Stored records
::::::

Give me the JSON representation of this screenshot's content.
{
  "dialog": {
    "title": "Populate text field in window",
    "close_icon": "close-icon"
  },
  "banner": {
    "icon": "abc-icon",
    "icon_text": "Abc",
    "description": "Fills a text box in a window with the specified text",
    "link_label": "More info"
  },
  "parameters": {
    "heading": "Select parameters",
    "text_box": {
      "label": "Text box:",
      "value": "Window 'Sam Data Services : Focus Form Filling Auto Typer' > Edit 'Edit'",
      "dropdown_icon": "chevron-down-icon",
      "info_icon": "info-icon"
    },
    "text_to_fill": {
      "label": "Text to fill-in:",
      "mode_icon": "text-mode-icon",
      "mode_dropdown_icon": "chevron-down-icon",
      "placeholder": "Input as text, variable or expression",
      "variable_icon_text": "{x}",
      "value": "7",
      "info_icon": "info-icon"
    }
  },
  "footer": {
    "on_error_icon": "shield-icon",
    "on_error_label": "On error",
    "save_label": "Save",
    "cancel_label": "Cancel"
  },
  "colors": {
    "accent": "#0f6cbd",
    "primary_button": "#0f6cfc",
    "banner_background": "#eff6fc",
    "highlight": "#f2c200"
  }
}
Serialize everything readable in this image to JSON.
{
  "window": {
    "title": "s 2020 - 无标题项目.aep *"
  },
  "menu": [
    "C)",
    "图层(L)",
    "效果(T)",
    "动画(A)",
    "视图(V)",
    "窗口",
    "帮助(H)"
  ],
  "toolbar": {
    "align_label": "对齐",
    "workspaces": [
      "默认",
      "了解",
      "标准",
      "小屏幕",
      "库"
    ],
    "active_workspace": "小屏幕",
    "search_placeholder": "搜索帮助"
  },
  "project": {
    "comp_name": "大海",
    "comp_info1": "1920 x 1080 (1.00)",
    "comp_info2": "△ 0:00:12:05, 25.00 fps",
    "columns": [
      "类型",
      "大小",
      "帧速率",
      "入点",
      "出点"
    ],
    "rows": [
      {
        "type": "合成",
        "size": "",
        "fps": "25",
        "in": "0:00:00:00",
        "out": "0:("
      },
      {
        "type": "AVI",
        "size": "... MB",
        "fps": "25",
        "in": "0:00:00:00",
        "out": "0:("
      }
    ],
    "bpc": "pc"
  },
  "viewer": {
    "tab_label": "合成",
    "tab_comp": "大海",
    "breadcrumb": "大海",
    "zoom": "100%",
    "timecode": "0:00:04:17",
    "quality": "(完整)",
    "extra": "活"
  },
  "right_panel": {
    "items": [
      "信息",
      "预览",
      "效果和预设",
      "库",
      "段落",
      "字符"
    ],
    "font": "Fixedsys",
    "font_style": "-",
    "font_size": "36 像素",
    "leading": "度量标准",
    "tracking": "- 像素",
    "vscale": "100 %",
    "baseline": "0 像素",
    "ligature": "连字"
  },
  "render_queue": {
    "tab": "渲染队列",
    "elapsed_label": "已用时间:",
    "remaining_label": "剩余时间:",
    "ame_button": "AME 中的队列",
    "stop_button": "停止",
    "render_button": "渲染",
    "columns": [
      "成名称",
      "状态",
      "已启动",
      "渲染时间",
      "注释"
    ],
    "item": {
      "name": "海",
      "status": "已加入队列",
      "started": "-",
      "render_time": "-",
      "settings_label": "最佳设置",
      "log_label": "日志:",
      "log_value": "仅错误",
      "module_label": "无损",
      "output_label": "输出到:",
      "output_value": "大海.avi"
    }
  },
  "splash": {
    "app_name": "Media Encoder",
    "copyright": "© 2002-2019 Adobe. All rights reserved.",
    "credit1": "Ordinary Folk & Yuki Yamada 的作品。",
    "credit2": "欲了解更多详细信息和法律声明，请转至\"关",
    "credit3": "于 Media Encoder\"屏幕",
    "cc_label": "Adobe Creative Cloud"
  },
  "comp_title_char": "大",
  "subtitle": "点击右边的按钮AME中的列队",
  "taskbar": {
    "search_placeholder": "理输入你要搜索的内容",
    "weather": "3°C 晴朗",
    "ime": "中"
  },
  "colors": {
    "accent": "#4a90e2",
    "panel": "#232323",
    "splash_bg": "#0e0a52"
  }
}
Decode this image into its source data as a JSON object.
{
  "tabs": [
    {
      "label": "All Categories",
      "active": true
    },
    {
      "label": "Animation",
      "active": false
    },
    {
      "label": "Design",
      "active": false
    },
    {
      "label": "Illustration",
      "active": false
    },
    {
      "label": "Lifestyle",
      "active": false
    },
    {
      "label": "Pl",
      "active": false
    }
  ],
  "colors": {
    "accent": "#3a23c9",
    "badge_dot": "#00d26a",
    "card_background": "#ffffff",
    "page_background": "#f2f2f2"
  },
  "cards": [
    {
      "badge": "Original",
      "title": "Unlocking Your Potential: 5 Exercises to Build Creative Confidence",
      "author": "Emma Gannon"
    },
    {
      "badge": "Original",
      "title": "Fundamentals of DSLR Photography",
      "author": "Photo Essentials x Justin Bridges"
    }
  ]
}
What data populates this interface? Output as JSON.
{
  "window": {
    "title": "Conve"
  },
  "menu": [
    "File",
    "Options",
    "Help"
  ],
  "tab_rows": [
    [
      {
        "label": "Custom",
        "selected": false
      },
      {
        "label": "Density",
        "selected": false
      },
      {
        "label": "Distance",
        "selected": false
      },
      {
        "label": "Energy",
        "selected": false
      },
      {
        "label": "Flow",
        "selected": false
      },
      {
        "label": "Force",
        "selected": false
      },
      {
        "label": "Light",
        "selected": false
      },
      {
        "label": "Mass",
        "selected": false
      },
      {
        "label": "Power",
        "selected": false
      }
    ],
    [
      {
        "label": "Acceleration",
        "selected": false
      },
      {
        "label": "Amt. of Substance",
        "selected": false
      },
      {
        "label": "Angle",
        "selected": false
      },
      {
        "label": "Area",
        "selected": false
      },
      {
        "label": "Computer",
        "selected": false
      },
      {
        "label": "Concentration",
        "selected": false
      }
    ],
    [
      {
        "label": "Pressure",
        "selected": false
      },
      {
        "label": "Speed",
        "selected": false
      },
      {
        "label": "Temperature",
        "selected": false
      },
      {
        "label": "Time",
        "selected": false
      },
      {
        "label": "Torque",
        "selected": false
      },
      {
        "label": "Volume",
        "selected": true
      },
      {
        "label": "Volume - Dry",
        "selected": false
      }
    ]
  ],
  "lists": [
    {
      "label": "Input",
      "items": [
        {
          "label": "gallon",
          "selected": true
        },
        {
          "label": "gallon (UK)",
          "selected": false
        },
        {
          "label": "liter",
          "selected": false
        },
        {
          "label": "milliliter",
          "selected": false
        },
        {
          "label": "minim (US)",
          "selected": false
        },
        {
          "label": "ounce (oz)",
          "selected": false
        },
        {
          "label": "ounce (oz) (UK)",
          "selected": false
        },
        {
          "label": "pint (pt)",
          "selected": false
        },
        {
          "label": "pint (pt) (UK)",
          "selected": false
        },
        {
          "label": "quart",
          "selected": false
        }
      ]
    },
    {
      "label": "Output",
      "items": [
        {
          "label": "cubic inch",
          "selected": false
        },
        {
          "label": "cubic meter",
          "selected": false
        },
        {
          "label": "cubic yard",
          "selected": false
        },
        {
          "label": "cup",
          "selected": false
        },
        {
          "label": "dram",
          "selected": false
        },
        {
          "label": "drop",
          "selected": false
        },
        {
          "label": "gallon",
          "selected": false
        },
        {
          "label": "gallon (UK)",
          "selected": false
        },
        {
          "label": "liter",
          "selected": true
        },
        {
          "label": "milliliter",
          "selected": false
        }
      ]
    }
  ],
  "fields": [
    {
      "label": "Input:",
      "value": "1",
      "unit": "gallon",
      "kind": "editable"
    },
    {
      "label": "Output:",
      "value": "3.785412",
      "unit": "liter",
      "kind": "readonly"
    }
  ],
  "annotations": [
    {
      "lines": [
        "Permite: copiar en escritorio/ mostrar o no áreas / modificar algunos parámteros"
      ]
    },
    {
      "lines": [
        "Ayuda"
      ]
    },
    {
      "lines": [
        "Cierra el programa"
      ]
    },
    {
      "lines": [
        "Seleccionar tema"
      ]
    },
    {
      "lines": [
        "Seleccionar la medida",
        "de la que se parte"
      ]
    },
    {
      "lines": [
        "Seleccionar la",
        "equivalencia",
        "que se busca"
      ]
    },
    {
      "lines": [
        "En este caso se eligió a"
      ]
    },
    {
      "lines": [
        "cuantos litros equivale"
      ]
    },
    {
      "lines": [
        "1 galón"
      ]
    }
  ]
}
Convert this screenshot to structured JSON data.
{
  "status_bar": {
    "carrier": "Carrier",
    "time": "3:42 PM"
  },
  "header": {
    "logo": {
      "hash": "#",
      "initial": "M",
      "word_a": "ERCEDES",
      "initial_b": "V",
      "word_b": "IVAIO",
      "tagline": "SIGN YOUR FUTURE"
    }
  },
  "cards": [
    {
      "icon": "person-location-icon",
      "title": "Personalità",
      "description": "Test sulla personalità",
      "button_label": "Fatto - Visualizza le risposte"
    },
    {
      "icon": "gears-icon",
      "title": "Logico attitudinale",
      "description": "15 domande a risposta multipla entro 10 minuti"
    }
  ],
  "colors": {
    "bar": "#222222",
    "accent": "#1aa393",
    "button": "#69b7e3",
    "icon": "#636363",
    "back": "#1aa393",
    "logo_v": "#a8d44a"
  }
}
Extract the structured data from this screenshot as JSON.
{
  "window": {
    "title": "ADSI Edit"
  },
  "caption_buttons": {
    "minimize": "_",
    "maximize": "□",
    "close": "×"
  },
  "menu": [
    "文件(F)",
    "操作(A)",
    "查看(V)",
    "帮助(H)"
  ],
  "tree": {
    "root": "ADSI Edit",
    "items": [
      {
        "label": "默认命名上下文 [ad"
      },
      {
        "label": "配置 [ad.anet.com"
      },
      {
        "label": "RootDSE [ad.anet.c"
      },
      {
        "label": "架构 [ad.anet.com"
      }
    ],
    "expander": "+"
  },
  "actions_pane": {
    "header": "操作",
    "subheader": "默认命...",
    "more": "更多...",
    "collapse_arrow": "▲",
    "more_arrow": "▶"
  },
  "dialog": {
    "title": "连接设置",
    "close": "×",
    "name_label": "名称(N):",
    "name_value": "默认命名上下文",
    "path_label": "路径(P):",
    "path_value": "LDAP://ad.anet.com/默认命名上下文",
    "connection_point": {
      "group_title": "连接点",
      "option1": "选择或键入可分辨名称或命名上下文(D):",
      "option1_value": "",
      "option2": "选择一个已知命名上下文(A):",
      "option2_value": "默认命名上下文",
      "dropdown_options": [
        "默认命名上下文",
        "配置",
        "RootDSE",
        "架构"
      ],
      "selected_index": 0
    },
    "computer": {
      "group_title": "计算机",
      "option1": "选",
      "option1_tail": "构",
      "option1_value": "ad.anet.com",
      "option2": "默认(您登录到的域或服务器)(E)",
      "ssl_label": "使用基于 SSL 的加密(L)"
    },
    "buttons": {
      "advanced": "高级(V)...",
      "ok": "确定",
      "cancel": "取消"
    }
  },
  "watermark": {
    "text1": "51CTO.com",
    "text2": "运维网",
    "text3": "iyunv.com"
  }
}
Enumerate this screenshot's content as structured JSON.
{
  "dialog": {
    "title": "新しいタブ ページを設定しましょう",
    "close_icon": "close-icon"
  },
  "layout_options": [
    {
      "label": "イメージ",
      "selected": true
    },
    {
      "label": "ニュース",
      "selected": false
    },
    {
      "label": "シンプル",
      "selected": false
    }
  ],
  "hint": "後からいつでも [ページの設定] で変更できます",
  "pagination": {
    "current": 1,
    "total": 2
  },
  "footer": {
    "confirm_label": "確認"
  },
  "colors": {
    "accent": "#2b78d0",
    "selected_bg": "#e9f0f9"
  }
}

::::::

## Required task
From the records given above, copy all lines containing "screenshot".

## Worked answer
Give me the JSON representation of this screenshot's content.
Convert this screenshot to structured JSON data.
Extract the structured data from this screenshot as JSON.
Enumerate this screenshot's content as structured JSON.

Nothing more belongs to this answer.